> [What the task requires]: Write out the listing below again, precisely as it is given.

(Stored data entries)

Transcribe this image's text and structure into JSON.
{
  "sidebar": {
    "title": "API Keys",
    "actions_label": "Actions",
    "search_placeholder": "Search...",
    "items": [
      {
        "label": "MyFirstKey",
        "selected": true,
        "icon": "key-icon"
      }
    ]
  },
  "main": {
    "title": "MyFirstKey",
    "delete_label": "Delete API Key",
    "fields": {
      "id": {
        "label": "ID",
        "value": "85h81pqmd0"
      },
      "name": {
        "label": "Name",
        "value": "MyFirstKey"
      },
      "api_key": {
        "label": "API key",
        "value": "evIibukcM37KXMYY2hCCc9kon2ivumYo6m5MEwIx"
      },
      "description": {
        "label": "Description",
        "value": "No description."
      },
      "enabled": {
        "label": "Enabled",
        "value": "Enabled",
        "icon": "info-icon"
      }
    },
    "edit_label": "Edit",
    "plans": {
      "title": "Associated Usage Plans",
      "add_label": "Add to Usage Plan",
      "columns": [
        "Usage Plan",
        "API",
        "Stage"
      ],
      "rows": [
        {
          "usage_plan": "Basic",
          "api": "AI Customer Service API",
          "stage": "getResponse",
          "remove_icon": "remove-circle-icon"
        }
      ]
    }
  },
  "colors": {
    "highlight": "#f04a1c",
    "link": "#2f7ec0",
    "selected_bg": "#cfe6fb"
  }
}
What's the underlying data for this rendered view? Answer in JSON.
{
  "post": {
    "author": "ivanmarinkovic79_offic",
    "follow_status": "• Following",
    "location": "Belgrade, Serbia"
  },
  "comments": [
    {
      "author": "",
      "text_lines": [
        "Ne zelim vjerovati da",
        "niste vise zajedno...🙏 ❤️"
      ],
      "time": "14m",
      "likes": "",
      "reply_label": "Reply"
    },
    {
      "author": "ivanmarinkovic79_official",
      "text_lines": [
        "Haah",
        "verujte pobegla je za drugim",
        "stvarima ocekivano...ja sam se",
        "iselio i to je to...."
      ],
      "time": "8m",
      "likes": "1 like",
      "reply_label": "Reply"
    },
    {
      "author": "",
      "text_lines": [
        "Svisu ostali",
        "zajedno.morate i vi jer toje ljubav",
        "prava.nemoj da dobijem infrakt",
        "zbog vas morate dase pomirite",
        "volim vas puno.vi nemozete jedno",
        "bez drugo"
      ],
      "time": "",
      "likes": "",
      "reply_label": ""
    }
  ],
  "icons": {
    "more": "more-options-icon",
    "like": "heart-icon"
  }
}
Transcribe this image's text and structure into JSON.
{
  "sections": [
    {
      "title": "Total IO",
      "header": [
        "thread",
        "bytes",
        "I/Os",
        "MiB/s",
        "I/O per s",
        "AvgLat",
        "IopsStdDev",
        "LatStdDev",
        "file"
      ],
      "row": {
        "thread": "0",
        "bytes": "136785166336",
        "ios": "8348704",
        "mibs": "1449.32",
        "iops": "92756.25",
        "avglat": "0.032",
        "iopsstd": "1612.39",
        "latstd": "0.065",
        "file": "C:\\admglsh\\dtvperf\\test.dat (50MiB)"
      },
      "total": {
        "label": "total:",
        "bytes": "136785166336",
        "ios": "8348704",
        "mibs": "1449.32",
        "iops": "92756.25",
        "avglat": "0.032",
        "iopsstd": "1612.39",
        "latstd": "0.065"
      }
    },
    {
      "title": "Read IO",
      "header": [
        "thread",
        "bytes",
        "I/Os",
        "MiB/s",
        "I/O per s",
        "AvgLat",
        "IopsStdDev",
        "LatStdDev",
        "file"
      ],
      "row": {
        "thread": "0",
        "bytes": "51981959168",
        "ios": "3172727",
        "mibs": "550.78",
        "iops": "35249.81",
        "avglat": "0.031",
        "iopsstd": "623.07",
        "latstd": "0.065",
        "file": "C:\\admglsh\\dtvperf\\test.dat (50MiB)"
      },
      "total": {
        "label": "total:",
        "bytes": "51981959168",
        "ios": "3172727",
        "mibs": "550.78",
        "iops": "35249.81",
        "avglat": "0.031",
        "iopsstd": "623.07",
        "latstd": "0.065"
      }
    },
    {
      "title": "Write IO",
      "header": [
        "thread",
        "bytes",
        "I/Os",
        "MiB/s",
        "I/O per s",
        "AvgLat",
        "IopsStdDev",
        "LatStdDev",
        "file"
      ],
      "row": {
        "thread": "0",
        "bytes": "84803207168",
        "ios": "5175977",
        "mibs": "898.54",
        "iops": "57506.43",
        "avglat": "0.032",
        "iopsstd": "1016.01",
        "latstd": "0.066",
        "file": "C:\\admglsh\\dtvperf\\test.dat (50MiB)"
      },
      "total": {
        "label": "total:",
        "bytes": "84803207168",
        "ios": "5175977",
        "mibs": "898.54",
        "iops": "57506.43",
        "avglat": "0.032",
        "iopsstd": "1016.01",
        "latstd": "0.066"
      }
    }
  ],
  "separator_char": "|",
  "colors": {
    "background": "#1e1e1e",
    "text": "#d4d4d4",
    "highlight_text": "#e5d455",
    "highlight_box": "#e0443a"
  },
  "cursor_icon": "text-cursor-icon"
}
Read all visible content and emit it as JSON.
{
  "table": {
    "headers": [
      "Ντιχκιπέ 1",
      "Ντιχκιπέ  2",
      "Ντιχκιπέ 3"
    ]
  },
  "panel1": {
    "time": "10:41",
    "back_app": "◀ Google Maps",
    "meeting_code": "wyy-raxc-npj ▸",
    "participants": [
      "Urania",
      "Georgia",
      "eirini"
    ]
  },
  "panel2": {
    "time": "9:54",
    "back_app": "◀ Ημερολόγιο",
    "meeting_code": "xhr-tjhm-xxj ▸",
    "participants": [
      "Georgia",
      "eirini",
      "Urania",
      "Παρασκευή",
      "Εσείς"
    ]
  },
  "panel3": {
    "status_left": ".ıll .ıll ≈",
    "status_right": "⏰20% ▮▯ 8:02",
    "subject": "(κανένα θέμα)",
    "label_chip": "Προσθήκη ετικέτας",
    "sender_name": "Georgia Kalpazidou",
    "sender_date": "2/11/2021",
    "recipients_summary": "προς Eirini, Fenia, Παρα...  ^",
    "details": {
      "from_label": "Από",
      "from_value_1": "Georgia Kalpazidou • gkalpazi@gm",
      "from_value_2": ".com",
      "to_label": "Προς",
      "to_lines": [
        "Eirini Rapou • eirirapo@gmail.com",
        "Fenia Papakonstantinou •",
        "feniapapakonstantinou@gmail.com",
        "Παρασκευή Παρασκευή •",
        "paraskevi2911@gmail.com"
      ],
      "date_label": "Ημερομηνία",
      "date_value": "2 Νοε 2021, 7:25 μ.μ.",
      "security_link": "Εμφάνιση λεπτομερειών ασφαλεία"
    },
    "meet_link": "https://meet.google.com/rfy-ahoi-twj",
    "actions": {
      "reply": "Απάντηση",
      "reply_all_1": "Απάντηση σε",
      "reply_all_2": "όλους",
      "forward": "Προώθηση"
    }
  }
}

> [Completed exercise]:
Transcribe this image's text and structure into JSON.
{
  "sidebar": {
    "title": "API Keys",
    "actions_label": "Actions",
    "search_placeholder": "Search...",
    "items": [
      {
        "label": "MyFirstKey",
        "selected": true,
        "icon": "key-icon"
      }
    ]
  },
  "main": {
    "title": "MyFirstKey",
    "delete_label": "Delete API Key",
    "fields": {
      "id": {
        "label": "ID",
        "value": "85h81pqmd0"
      },
      "name": {
        "label": "Name",
        "value": "MyFirstKey"
      },
      "api_key": {
        "label": "API key",
        "value": "evIibukcM37KXMYY2hCCc9kon2ivumYo6m5MEwIx"
      },
      "description": {
        "label": "Description",
        "value": "No description."
      },
      "enabled": {
        "label": "Enabled",
        "value": "Enabled",
        "icon": "info-icon"
      }
    },
    "edit_label": "Edit",
    "plans": {
      "title": "Associated Usage Plans",
      "add_label": "Add to Usage Plan",
      "columns": [
        "Usage Plan",
        "API",
        "Stage"
      ],
      "rows": [
        {
          "usage_plan": "Basic",
          "api": "AI Customer Service API",
          "stage": "getResponse",
          "remove_icon": "remove-circle-icon"
        }
      ]
    }
  },
  "colors": {
    "highlight": "#f04a1c",
    "link": "#2f7ec0",
    "selected_bg": "#cfe6fb"
  }
}
What's the underlying data for this rendered view? Answer in JSON.
{
  "post": {
    "author": "ivanmarinkovic79_offic",
    "follow_status": "• Following",
    "location": "Belgrade, Serbia"
  },
  "comments": [
    {
      "author": "",
      "text_lines": [
        "Ne zelim vjerovati da",
        "niste vise zajedno...🙏 ❤️"
      ],
      "time": "14m",
      "likes": "",
      "reply_label": "Reply"
    },
    {
      "author": "ivanmarinkovic79_official",
      "text_lines": [
        "Haah",
        "verujte pobegla je za drugim",
        "stvarima ocekivano...ja sam se",
        "iselio i to je to...."
      ],
      "time": "8m",
      "likes": "1 like",
      "reply_label": "Reply"
    },
    {
      "author": "",
      "text_lines": [
        "Svisu ostali",
        "zajedno.morate i vi jer toje ljubav",
        "prava.nemoj da dobijem infrakt",
        "zbog vas morate dase pomirite",
        "volim vas puno.vi nemozete jedno",
        "bez drugo"
      ],
      "time": "",
      "likes": "",
      "reply_label": ""
    }
  ],
  "icons": {
    "more": "more-options-icon",
    "like": "heart-icon"
  }
}
Transcribe this image's text and structure into JSON.
{
  "sections": [
    {
      "title": "Total IO",
      "header": [
        "thread",
        "bytes",
        "I/Os",
        "MiB/s",
        "I/O per s",
        "AvgLat",
        "IopsStdDev",
        "LatStdDev",
        "file"
      ],
      "row": {
        "thread": "0",
        "bytes": "136785166336",
        "ios": "8348704",
        "mibs": "1449.32",
        "iops": "92756.25",
        "avglat": "0.032",
        "iopsstd": "1612.39",
        "latstd": "0.065",
        "file": "C:\\admglsh\\dtvperf\\test.dat (50MiB)"
      },
      "total": {
        "label": "total:",
        "bytes": "136785166336",
        "ios": "8348704",
        "mibs": "1449.32",
        "iops": "92756.25",
        "avglat": "0.032",
        "iopsstd": "1612.39",
        "latstd": "0.065"
      }
    },
    {
      "title": "Read IO",
      "header": [
        "thread",
        "bytes",
        "I/Os",
        "MiB/s",
        "I/O per s",
        "AvgLat",
        "IopsStdDev",
        "LatStdDev",
        "file"
      ],
      "row": {
        "thread": "0",
        "bytes": "51981959168",
        "ios": "3172727",
        "mibs": "550.78",
        "iops": "35249.81",
        "avglat": "0.031",
        "iopsstd": "623.07",
        "latstd": "0.065",
        "file": "C:\\admglsh\\dtvperf\\test.dat (50MiB)"
      },
      "total": {
        "label": "total:",
        "bytes": "51981959168",
        "ios": "3172727",
        "mibs": "550.78",
        "iops": "35249.81",
        "avglat": "0.031",
        "iopsstd": "623.07",
        "latstd": "0.065"
      }
    },
    {
      "title": "Write IO",
      "header": [
        "thread",
        "bytes",
        "I/Os",
        "MiB/s",
        "I/O per s",
        "AvgLat",
        "IopsStdDev",
        "LatStdDev",
        "file"
      ],
      "row": {
        "thread": "0",
        "bytes": "84803207168",
        "ios": "5175977",
        "mibs": "898.54",
        "iops": "57506.43",
        "avglat": "0.032",
        "iopsstd": "1016.01",
        "latstd": "0.066",
        "file": "C:\\admglsh\\dtvperf\\test.dat (50MiB)"
      },
      "total": {
        "label": "total:",
        "bytes": "84803207168",
        "ios": "5175977",
        "mibs": "898.54",
        "iops": "57506.43",
        "avglat": "0.032",
        "iopsstd": "1016.01",
        "latstd": "0.066"
      }
    }
  ],
  "separator_char": "|",
  "colors": {
    "background": "#1e1e1e",
    "text": "#d4d4d4",
    "highlight_text": "#e5d455",
    "highlight_box": "#e0443a"
  },
  "cursor_icon": "text-cursor-icon"
}
Read all visible content and emit it as JSON.
{
  "table": {
    "headers": [
      "Ντιχκιπέ 1",
      "Ντιχκιπέ  2",
      "Ντιχκιπέ 3"
    ]
  },
  "panel1": {
    "time": "10:41",
    "back_app": "◀ Google Maps",
    "meeting_code": "wyy-raxc-npj ▸",
    "participants": [
      "Urania",
      "Georgia",
      "eirini"
    ]
  },
  "panel2": {
    "time": "9:54",
    "back_app": "◀ Ημερολόγιο",
    "meeting_code": "xhr-tjhm-xxj ▸",
    "participants": [
      "Georgia",
      "eirini",
      "Urania",
      "Παρασκευή",
      "Εσείς"
    ]
  },
  "panel3": {
    "status_left": ".ıll .ıll ≈",
    "status_right": "⏰20% ▮▯ 8:02",
    "subject": "(κανένα θέμα)",
    "label_chip": "Προσθήκη ετικέτας",
    "sender_name": "Georgia Kalpazidou",
    "sender_date": "2/11/2021",
    "recipients_summary": "προς Eirini, Fenia, Παρα...  ^",
    "details": {
      "from_label": "Από",
      "from_value_1": "Georgia Kalpazidou • gkalpazi@gm",
      "from_value_2": ".com",
      "to_label": "Προς",
      "to_lines": [
        "Eirini Rapou • eirirapo@gmail.com",
        "Fenia Papakonstantinou •",
        "feniapapakonstantinou@gmail.com",
        "Παρασκευή Παρασκευή •",
        "paraskevi2911@gmail.com"
      ],
      "date_label": "Ημερομηνία",
      "date_value": "2 Νοε 2021, 7:25 μ.μ.",
      "security_link": "Εμφάνιση λεπτομερειών ασφαλεία"
    },
    "meet_link": "https://meet.google.com/rfy-ahoi-twj",
    "actions": {
      "reply": "Απάντηση",
      "reply_all_1": "Απάντηση σε",
      "reply_all_2": "όλους",
      "forward": "Προώθηση"
    }
  }
}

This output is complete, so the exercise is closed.